▸ **TASK OBJECTIVE**
Go through the data and copy every line exactly, but not the images.

▸ **PROVIDED DATA**

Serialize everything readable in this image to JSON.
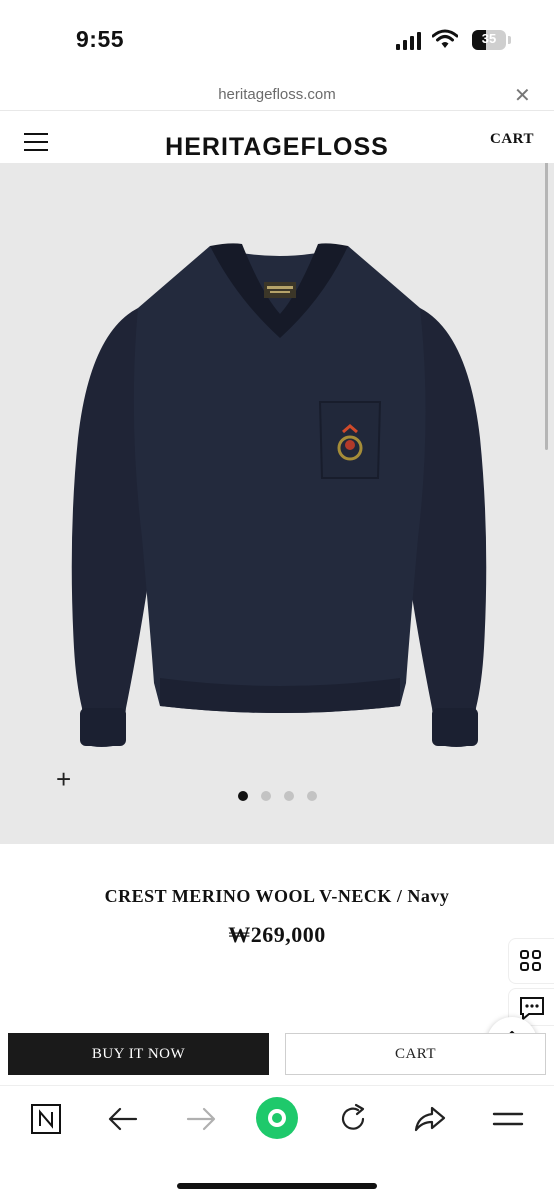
{
  "status_bar": {
    "time": "9:55",
    "battery": "35",
    "icons": [
      "cellular-signal-icon",
      "wifi-icon",
      "battery-icon"
    ]
  },
  "url_bar": {
    "url": "heritagefloss.com",
    "close_icon": "close-icon"
  },
  "header": {
    "brand": "HERITAGEFLOSS",
    "cart_label": "CART",
    "menu_icon": "hamburger-menu-icon"
  },
  "gallery": {
    "image_count": 4,
    "active_index": 0,
    "zoom_icon": "plus-icon",
    "image_subject": "navy-v-neck-sweater-with-crest-pocket"
  },
  "product": {
    "title": "CREST MERINO WOOL V-NECK / Navy",
    "price": "₩269,000"
  },
  "actions": {
    "buy_now_label": "BUY IT NOW",
    "cart_label": "CART"
  },
  "floating": {
    "icons": [
      "grid-icon",
      "chat-icon",
      "arrow-up-icon"
    ]
  },
  "toolbar": {
    "icons": [
      "naver-n-icon",
      "back-arrow-icon",
      "forward-arrow-icon",
      "green-home-icon",
      "reload-icon",
      "share-icon",
      "menu-lines-icon"
    ]
  },
  "colors": {
    "sweater": "#1f2436",
    "accent_green": "#1ec96b",
    "image_bg": "#e8e8e8",
    "buy_button": "#1a1a1a"
  }
}
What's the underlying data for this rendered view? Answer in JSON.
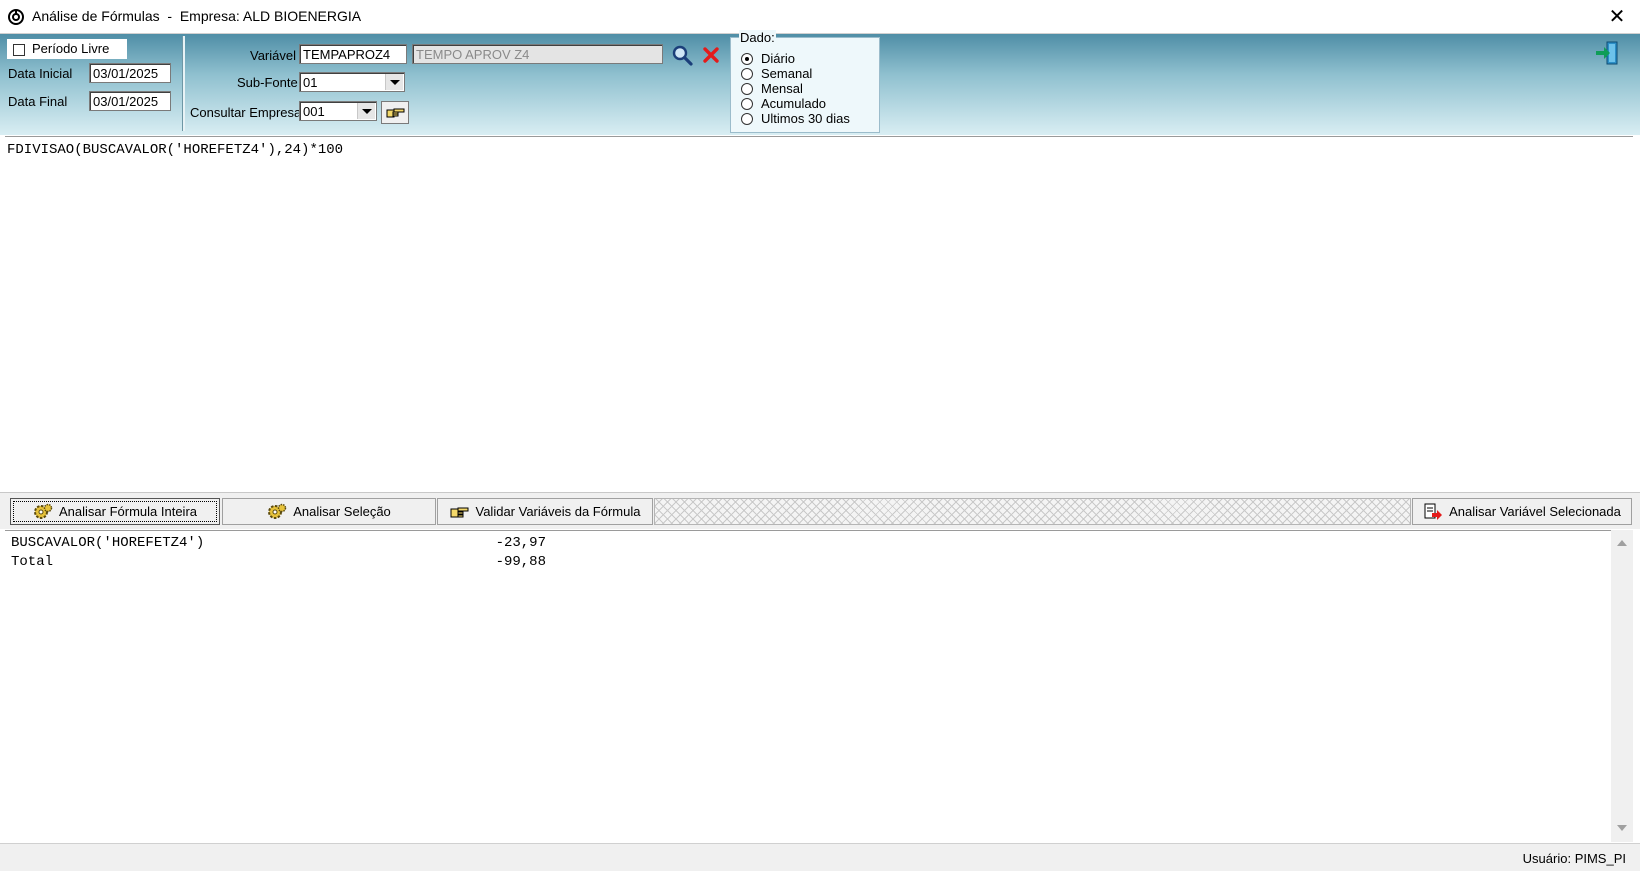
{
  "window": {
    "title": "Análise de Fórmulas  -  Empresa: ALD BIOENERGIA",
    "close_label": "✕"
  },
  "filters": {
    "periodo_livre_label": "Período Livre",
    "periodo_livre_checked": false,
    "data_inicial_label": "Data Inicial",
    "data_inicial_value": "03/01/2025",
    "data_final_label": "Data Final",
    "data_final_value": "03/01/2025",
    "variavel_label": "Variável",
    "variavel_code": "TEMPAPROZ4",
    "variavel_desc": "TEMPO APROV Z4",
    "subfonte_label": "Sub-Fonte",
    "subfonte_value": "01",
    "consultar_empresa_label": "Consultar Empresa",
    "consultar_empresa_value": "001"
  },
  "dado": {
    "legend": "Dado:",
    "options": [
      "Diário",
      "Semanal",
      "Mensal",
      "Acumulado",
      "Ultimos 30 dias"
    ],
    "selected": "Diário"
  },
  "formula": "FDIVISAO(BUSCAVALOR('HOREFETZ4'),24)*100",
  "toolbar": {
    "analisar_formula": "Analisar Fórmula Inteira",
    "analisar_selecao": "Analisar Seleção",
    "validar_variaveis": "Validar Variáveis da Fórmula",
    "analisar_variavel": "Analisar Variável Selecionada"
  },
  "results": [
    {
      "label": "BUSCAVALOR('HOREFETZ4')",
      "value": "-23,97"
    },
    {
      "label": "Total",
      "value": "-99,88"
    }
  ],
  "status": {
    "user": "Usuário: PIMS_PI"
  },
  "icons": {
    "title": "app-logo-icon",
    "search": "search-icon",
    "clear": "clear-red-x-icon",
    "exit": "exit-door-icon",
    "consult": "hand-pointer-icon",
    "gears": "gears-icon",
    "validate": "checklist-hand-icon",
    "analyze_var": "document-arrow-icon"
  },
  "colors": {
    "header_gradient_top": "#4f8ea6",
    "header_gradient_bottom": "#d9eef3",
    "clear_icon": "#e31b1b"
  }
}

▸ **RESPONSE BELOW**
Serialize everything readable in this image to JSON.
{
  "status_bar": {
    "time": "9:55",
    "battery": "35",
    "icons": [
      "cellular-signal-icon",
      "wifi-icon",
      "battery-icon"
    ]
  },
  "url_bar": {
    "url": "heritagefloss.com",
    "close_icon": "close-icon"
  },
  "header": {
    "brand": "HERITAGEFLOSS",
    "cart_label": "CART",
    "menu_icon": "hamburger-menu-icon"
  },
  "gallery": {
    "image_count": 4,
    "active_index": 0,
    "zoom_icon": "plus-icon",
    "image_subject": "navy-v-neck-sweater-with-crest-pocket"
  },
  "product": {
    "title": "CREST MERINO WOOL V-NECK / Navy",
    "price": "₩269,000"
  },
  "actions": {
    "buy_now_label": "BUY IT NOW",
    "cart_label": "CART"
  },
  "floating": {
    "icons": [
      "grid-icon",
      "chat-icon",
      "arrow-up-icon"
    ]
  },
  "toolbar": {
    "icons": [
      "naver-n-icon",
      "back-arrow-icon",
      "forward-arrow-icon",
      "green-home-icon",
      "reload-icon",
      "share-icon",
      "menu-lines-icon"
    ]
  },
  "colors": {
    "sweater": "#1f2436",
    "accent_green": "#1ec96b",
    "image_bg": "#e8e8e8",
    "buy_button": "#1a1a1a"
  }
}
What's the underlying data for this rendered view? Answer in JSON.
{
  "window": {
    "title": "Análise de Fórmulas  -  Empresa: ALD BIOENERGIA",
    "close_label": "✕"
  },
  "filters": {
    "periodo_livre_label": "Período Livre",
    "periodo_livre_checked": false,
    "data_inicial_label": "Data Inicial",
    "data_inicial_value": "03/01/2025",
    "data_final_label": "Data Final",
    "data_final_value": "03/01/2025",
    "variavel_label": "Variável",
    "variavel_code": "TEMPAPROZ4",
    "variavel_desc": "TEMPO APROV Z4",
    "subfonte_label": "Sub-Fonte",
    "subfonte_value": "01",
    "consultar_empresa_label": "Consultar Empresa",
    "consultar_empresa_value": "001"
  },
  "dado": {
    "legend": "Dado:",
    "options": [
      "Diário",
      "Semanal",
      "Mensal",
      "Acumulado",
      "Ultimos 30 dias"
    ],
    "selected": "Diário"
  },
  "formula": "FDIVISAO(BUSCAVALOR('HOREFETZ4'),24)*100",
  "toolbar": {
    "analisar_formula": "Analisar Fórmula Inteira",
    "analisar_selecao": "Analisar Seleção",
    "validar_variaveis": "Validar Variáveis da Fórmula",
    "analisar_variavel": "Analisar Variável Selecionada"
  },
  "results": [
    {
      "label": "BUSCAVALOR('HOREFETZ4')",
      "value": "-23,97"
    },
    {
      "label": "Total",
      "value": "-99,88"
    }
  ],
  "status": {
    "user": "Usuário: PIMS_PI"
  },
  "icons": {
    "title": "app-logo-icon",
    "search": "search-icon",
    "clear": "clear-red-x-icon",
    "exit": "exit-door-icon",
    "consult": "hand-pointer-icon",
    "gears": "gears-icon",
    "validate": "checklist-hand-icon",
    "analyze_var": "document-arrow-icon"
  },
  "colors": {
    "header_gradient_top": "#4f8ea6",
    "header_gradient_bottom": "#d9eef3",
    "clear_icon": "#e31b1b"
  }
}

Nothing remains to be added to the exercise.